====== Data for this exercise

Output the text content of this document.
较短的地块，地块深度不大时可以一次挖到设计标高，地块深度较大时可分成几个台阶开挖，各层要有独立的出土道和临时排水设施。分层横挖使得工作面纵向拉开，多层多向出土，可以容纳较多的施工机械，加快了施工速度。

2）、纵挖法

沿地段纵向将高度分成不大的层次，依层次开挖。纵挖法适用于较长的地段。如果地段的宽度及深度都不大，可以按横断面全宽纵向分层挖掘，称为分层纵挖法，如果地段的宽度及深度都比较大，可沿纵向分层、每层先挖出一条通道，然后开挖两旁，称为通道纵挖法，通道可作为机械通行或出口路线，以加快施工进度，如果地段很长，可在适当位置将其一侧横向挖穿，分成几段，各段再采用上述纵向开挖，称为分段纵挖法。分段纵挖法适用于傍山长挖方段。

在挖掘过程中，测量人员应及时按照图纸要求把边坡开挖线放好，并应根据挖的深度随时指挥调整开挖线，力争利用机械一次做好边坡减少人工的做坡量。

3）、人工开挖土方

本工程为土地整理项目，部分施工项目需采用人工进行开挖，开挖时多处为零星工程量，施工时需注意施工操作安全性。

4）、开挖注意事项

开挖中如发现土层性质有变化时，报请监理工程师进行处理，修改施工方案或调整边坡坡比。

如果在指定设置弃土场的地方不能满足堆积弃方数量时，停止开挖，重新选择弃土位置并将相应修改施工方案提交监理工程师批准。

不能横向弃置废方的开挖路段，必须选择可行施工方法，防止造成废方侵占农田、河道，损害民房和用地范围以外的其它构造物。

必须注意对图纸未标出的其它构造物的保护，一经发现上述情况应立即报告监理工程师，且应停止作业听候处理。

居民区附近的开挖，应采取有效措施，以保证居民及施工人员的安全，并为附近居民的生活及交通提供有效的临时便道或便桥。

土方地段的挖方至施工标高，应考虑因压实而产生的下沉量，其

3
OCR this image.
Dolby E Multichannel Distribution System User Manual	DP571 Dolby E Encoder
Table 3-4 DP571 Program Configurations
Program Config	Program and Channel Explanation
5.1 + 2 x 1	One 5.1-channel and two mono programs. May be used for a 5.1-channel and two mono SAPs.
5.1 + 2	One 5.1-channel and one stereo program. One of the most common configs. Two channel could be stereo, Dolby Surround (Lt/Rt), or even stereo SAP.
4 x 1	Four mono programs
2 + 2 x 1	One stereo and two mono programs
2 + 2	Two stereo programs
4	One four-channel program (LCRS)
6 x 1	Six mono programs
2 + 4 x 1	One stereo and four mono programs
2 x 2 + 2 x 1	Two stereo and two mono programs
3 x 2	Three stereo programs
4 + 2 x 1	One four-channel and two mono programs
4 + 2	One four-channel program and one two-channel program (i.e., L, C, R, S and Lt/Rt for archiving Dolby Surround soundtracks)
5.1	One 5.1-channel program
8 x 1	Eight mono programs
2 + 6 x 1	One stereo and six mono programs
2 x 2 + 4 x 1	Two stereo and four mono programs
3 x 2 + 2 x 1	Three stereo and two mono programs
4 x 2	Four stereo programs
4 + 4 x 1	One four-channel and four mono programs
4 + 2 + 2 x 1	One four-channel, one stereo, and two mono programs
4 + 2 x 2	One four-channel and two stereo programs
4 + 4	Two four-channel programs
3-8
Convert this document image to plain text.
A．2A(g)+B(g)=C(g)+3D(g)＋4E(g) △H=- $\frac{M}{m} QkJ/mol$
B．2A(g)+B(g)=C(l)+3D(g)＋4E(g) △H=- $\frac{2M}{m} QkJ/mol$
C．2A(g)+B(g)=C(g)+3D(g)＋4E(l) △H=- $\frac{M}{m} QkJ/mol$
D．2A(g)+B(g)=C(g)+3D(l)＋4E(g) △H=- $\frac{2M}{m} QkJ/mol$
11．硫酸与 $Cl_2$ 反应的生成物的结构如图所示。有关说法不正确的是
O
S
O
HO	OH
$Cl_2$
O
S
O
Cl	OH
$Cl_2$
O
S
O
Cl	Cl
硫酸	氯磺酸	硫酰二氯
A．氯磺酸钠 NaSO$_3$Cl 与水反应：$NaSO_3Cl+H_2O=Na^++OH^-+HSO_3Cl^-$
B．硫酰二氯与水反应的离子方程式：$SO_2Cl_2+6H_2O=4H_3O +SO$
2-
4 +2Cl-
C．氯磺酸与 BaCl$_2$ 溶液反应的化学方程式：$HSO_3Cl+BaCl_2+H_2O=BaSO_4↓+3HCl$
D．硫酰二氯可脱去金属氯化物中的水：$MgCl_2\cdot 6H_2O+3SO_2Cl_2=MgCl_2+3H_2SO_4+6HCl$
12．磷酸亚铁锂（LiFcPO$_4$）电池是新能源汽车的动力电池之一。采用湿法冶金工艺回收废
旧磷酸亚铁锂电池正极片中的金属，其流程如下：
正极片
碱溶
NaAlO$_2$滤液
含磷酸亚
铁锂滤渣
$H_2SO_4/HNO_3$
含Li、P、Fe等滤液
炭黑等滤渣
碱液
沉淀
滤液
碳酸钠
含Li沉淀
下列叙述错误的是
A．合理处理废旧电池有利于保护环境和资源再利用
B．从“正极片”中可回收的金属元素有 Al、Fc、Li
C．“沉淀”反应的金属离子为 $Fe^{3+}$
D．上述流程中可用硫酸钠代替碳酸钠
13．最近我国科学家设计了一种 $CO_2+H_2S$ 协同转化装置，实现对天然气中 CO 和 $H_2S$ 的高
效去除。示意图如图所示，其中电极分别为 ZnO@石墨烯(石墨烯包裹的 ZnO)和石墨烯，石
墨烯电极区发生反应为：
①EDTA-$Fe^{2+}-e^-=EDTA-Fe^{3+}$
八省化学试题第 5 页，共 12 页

============

#### [Short exercise]
Copy down every line of the material above that includes the string "Surround".

#### [Completed exercise]
5.1 + 2	One 5.1-channel and one stereo program. One of the most common configs. Two channel could be stereo, Dolby Surround (Lt/Rt), or even stereo SAP.
4 + 2	One four-channel program and one two-channel program (i.e., L, C, R, S and Lt/Rt for archiving Dolby Surround soundtracks)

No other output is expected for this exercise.